* **Directions**
Go through the listing below and gather every line with the word "text".

* **Stored records**

───

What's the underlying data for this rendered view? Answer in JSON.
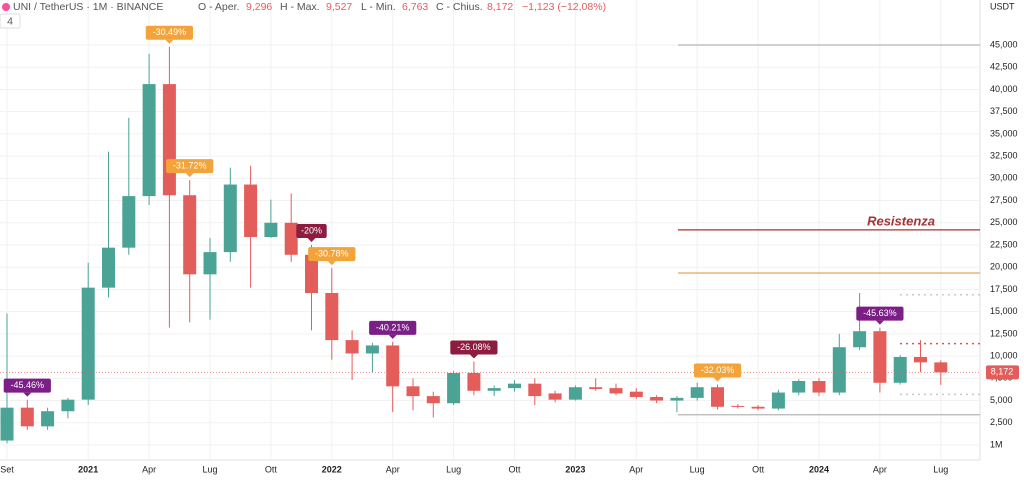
{
  "header": {
    "symbol": "UNI / TetherUS · 1M · BINANCE",
    "open_label": "O - Aper.",
    "open": "9,296",
    "high_label": "H - Max.",
    "high": "9,527",
    "low_label": "L - Min.",
    "low": "6,763",
    "close_label": "C - Chius.",
    "close": "8,172",
    "change": "−1,123 (−12,08%)",
    "currency": "USDT",
    "indicator": "4"
  },
  "chart_data": {
    "type": "candlestick",
    "categories": [
      "Set",
      null,
      null,
      null,
      "2021",
      null,
      null,
      "Apr",
      null,
      null,
      "Lug",
      null,
      null,
      "Ott",
      null,
      null,
      "2022",
      null,
      null,
      "Apr",
      null,
      null,
      "Lug",
      null,
      null,
      "Ott",
      null,
      null,
      "2023",
      null,
      null,
      "Apr",
      null,
      null,
      "Lug",
      null,
      null,
      "Ott",
      null,
      null,
      "2024",
      null,
      null,
      "Apr",
      null,
      null,
      "Lug"
    ],
    "open": [
      0.5,
      4.2,
      2.1,
      3.8,
      5.1,
      17.7,
      22.2,
      28,
      40.6,
      28.1,
      19.2,
      21.7,
      29.3,
      23.4,
      25,
      21.4,
      17.1,
      11.8,
      10.3,
      11.2,
      6.6,
      5.5,
      4.7,
      8.1,
      6.1,
      6.4,
      6.9,
      5.8,
      5.1,
      6.5,
      6.4,
      6.0,
      5.4,
      5.0,
      5.3,
      6.5,
      4.4,
      4.3,
      4.1,
      5.9,
      7.2,
      5.9,
      11.0,
      12.8,
      7.0,
      9.9,
      9.296
    ],
    "high": [
      14.8,
      5.1,
      4.2,
      5.3,
      20.5,
      33,
      36.8,
      44,
      44.8,
      29.8,
      23.3,
      31.2,
      31.4,
      27.6,
      28.3,
      22.5,
      19.9,
      12.9,
      11.5,
      11.6,
      7.5,
      6.0,
      8.3,
      9.4,
      6.7,
      7.3,
      7.5,
      6.1,
      6.7,
      7.5,
      6.9,
      6.4,
      5.6,
      5.5,
      7.0,
      6.8,
      4.6,
      4.5,
      6.2,
      7.4,
      7.5,
      12.5,
      17.1,
      13.2,
      10.1,
      11.8,
      9.527
    ],
    "low": [
      0.2,
      1.7,
      1.7,
      3.0,
      4.5,
      16.6,
      21.4,
      27,
      13.2,
      13.8,
      14.1,
      20.6,
      17.7,
      23.3,
      20.6,
      12.9,
      9.6,
      7.3,
      8.2,
      3.7,
      3.9,
      3.1,
      4.5,
      5.6,
      5.5,
      6.0,
      4.5,
      4.8,
      5.0,
      6.1,
      5.6,
      5.2,
      4.7,
      3.7,
      5.0,
      4.0,
      4.1,
      3.9,
      3.9,
      5.6,
      5.5,
      5.6,
      10.7,
      5.9,
      6.8,
      8.2,
      6.763
    ],
    "close": [
      4.2,
      2.1,
      3.8,
      5.1,
      17.7,
      22.2,
      28,
      40.6,
      28.1,
      19.2,
      21.7,
      29.3,
      23.4,
      25,
      21.4,
      17.1,
      11.8,
      10.3,
      11.2,
      6.6,
      5.5,
      4.7,
      8.1,
      6.1,
      6.4,
      6.9,
      5.5,
      5.1,
      6.5,
      6.3,
      5.8,
      5.4,
      5.0,
      5.3,
      6.5,
      4.3,
      4.3,
      4.1,
      5.9,
      7.2,
      5.9,
      11.0,
      12.8,
      7.0,
      9.9,
      9.295,
      8.172
    ],
    "up_color": "#4aa394",
    "down_color": "#e35d5b",
    "ylim": [
      -1.6875,
      50.0625
    ],
    "yticks": [
      {
        "value": 0,
        "label": "1M"
      },
      {
        "value": 2.5,
        "label": "2,500"
      },
      {
        "value": 5,
        "label": "5,000"
      },
      {
        "value": 7.5,
        "label": "7,500"
      },
      {
        "value": 10,
        "label": "10,000"
      },
      {
        "value": 12.5,
        "label": "12,500"
      },
      {
        "value": 15,
        "label": "15,000"
      },
      {
        "value": 17.5,
        "label": "17,500"
      },
      {
        "value": 20,
        "label": "20,000"
      },
      {
        "value": 22.5,
        "label": "22,500"
      },
      {
        "value": 25,
        "label": "25,000"
      },
      {
        "value": 27.5,
        "label": "27,500"
      },
      {
        "value": 30,
        "label": "30,000"
      },
      {
        "value": 32.5,
        "label": "32,500"
      },
      {
        "value": 35,
        "label": "35,000"
      },
      {
        "value": 37.5,
        "label": "37,500"
      },
      {
        "value": 40,
        "label": "40,000"
      },
      {
        "value": 42.5,
        "label": "42,500"
      },
      {
        "value": 45,
        "label": "45,000"
      }
    ],
    "grid": true,
    "price_label": {
      "value": 8.172,
      "label": "8,172",
      "color": "#e35d5b"
    },
    "levels": [
      {
        "value": 45,
        "color": "#b5b5b5",
        "style": "solid"
      },
      {
        "value": 24.2,
        "color": "#a83232",
        "style": "solid",
        "label": "Resistenza"
      },
      {
        "value": 19.35,
        "color": "#e8a35f",
        "style": "solid"
      },
      {
        "value": 3.4,
        "color": "#b5b5b5",
        "style": "solid"
      },
      {
        "value": 16.9,
        "color": "#c8c8c8",
        "style": "dotted"
      },
      {
        "value": 11.4,
        "color": "#e05050",
        "style": "dotted"
      },
      {
        "value": 5.7,
        "color": "#c8c8c8",
        "style": "dotted"
      }
    ],
    "annotations": [
      {
        "text": "-45.46%",
        "at": 1,
        "color": "#7b1e86"
      },
      {
        "text": "-30.49%",
        "at": 8,
        "color": "#f2a33a"
      },
      {
        "text": "-31.72%",
        "at": 9,
        "color": "#f2a33a"
      },
      {
        "text": "-20%",
        "at": 15,
        "color": "#8c1d40"
      },
      {
        "text": "-30.78%",
        "at": 16,
        "color": "#f2a33a"
      },
      {
        "text": "-40.21%",
        "at": 19,
        "color": "#7b1e86"
      },
      {
        "text": "-26.08%",
        "at": 23,
        "color": "#8c1d40"
      },
      {
        "text": "-32.03%",
        "at": 35,
        "color": "#f2a33a"
      },
      {
        "text": "-45.63%",
        "at": 43,
        "color": "#7b1e86"
      }
    ]
  }
}
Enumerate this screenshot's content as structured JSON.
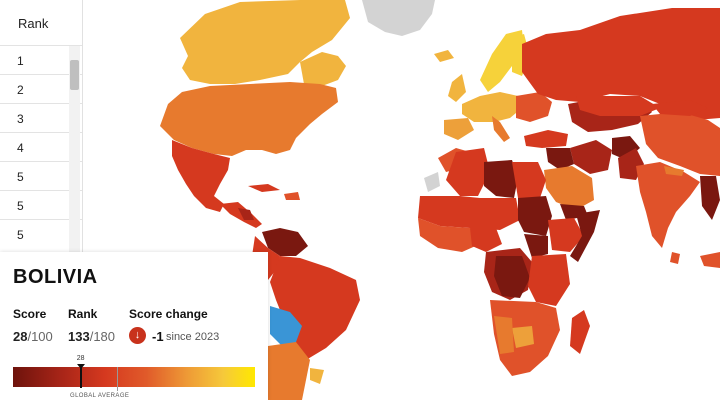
{
  "map": {
    "colors": {
      "ocean": "#ffffff",
      "no_data": "#d3d3d3",
      "very_dark": "#7a1810",
      "dark": "#a82518",
      "red": "#d5391f",
      "red_orange": "#e0522a",
      "orange": "#e77a2e",
      "light_orange": "#eda03a",
      "amber": "#f1b43e",
      "yellow": "#f6d23a",
      "highlight": "#3a95d6"
    },
    "highlighted_country": "Bolivia"
  },
  "rank_table": {
    "header": "Rank",
    "rows": [
      "1",
      "2",
      "3",
      "4",
      "5",
      "5",
      "5"
    ]
  },
  "card": {
    "country": "BOLIVIA",
    "score_label": "Score",
    "score_value": "28",
    "score_total": "/100",
    "rank_label": "Rank",
    "rank_value": "133",
    "rank_total": "/180",
    "change_label": "Score change",
    "change_icon": "arrow-down-icon",
    "change_value": "-1",
    "change_since": "since 2023",
    "scale_marker_label": "28",
    "score_fraction": 0.28,
    "average_fraction": 0.43,
    "global_average_label": "GLOBAL AVERAGE"
  }
}
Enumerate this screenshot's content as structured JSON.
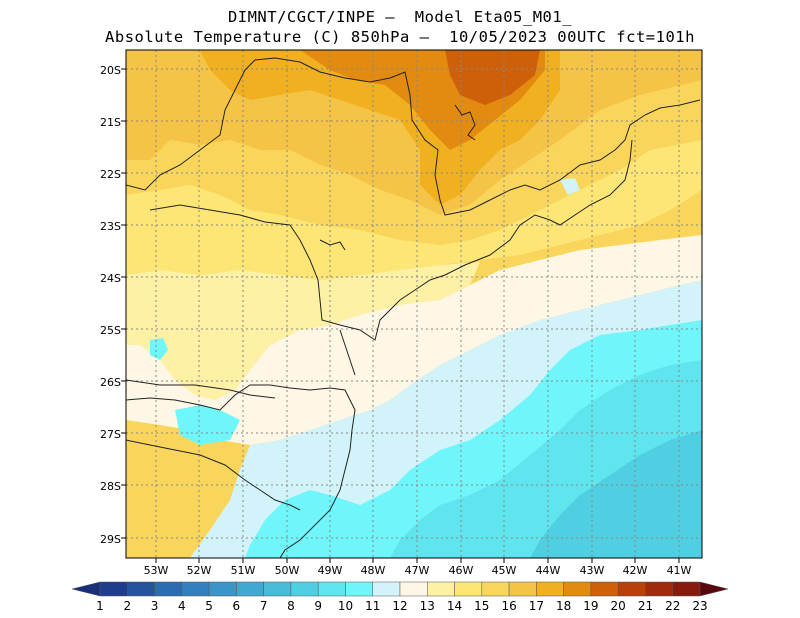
{
  "title": {
    "line1": "DIMNT/CGCT/INPE –  Model Eta05_M01_",
    "line2": "Absolute Temperature (C) 850hPa –  10/05/2023 00UTC fct=101h"
  },
  "axes": {
    "lat_labels": [
      "20S",
      "21S",
      "22S",
      "23S",
      "24S",
      "25S",
      "26S",
      "27S",
      "28S",
      "29S"
    ],
    "lon_labels": [
      "53W",
      "52W",
      "51W",
      "50W",
      "49W",
      "48W",
      "47W",
      "46W",
      "45W",
      "44W",
      "43W",
      "42W",
      "41W"
    ]
  },
  "colorbar": {
    "labels": [
      "1",
      "2",
      "3",
      "4",
      "5",
      "6",
      "7",
      "8",
      "9",
      "10",
      "11",
      "12",
      "13",
      "14",
      "15",
      "16",
      "17",
      "18",
      "19",
      "20",
      "21",
      "22",
      "23"
    ],
    "colors": [
      "#1f3d8f",
      "#24549f",
      "#2c6cb2",
      "#3380c1",
      "#3a95c9",
      "#41a9d1",
      "#48bdd9",
      "#50cfe2",
      "#5ee5ee",
      "#6ff6fa",
      "#d3f3fb",
      "#fff7e6",
      "#fef0a4",
      "#fde675",
      "#f9d65b",
      "#f5c447",
      "#f0b01f",
      "#e38a10",
      "#cf600a",
      "#b8400b",
      "#a02b0c",
      "#871b0d",
      "#6b0b0e"
    ],
    "left_arrow_color": "#1a2f7a",
    "right_arrow_color": "#5a0810"
  }
}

───

* **Final result**
        "text": "-45.46%",
        "text": "-30.49%",
        "text": "-31.72%",
        "text": "-20%",
        "text": "-30.78%",
        "text": "-40.21%",
        "text": "-26.08%",
        "text": "-32.03%",
        "text": "-45.63%",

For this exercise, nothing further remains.